Short task:
Count how many lines contain "Decline" and reply with that number only.

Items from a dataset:
● ● ●

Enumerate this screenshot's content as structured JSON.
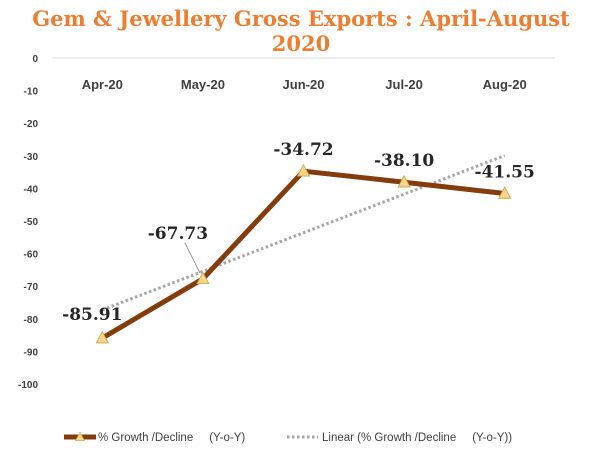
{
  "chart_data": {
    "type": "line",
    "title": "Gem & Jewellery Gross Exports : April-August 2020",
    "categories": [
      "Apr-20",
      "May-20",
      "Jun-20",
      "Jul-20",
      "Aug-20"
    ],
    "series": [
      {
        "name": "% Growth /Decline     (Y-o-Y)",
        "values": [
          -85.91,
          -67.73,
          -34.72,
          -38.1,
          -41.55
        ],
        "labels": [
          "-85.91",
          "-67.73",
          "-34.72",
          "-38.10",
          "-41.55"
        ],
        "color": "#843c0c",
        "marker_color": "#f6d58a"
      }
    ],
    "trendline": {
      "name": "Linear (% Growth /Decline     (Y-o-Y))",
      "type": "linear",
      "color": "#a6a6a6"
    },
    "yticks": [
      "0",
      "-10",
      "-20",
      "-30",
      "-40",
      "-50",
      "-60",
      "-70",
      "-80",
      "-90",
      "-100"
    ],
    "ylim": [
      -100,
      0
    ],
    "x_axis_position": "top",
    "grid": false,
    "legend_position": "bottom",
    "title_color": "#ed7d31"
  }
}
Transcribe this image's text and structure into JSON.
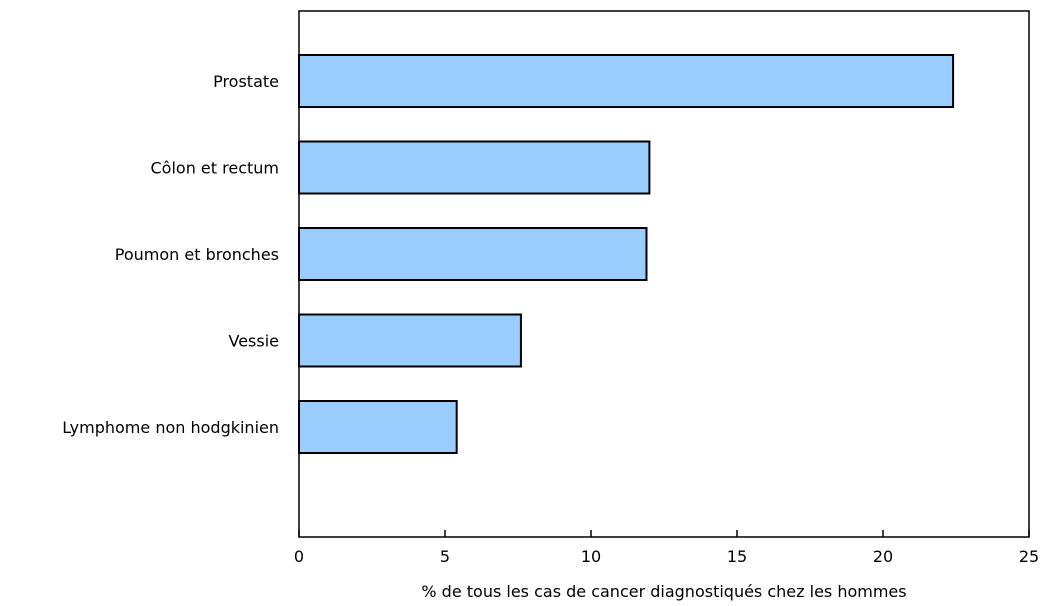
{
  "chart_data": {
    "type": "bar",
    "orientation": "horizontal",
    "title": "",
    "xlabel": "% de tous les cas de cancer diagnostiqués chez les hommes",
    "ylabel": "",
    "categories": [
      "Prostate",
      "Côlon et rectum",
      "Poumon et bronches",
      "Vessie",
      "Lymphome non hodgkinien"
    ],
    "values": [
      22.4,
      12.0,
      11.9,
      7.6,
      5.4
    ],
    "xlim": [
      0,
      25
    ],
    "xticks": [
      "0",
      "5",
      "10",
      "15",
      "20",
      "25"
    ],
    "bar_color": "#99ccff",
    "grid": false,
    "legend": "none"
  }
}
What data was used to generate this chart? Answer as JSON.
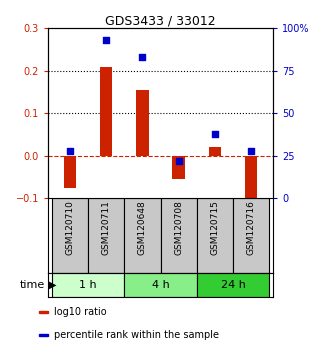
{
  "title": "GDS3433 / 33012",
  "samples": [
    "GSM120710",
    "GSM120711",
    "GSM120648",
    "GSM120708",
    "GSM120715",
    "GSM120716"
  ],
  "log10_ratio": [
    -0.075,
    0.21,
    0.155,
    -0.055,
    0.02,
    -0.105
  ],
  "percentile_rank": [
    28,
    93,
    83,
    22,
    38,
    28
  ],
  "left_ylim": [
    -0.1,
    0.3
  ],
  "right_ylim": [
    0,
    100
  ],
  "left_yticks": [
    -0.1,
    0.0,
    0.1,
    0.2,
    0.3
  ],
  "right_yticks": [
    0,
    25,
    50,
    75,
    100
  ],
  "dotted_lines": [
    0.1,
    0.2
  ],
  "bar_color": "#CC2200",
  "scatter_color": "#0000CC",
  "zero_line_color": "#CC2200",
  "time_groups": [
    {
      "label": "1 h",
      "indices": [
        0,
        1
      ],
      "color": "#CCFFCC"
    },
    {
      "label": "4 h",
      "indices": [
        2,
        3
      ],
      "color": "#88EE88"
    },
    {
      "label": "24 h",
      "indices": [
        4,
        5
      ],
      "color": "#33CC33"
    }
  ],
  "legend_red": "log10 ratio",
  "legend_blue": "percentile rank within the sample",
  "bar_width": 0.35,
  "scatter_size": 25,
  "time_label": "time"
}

● ● ●

Reply to the task:
2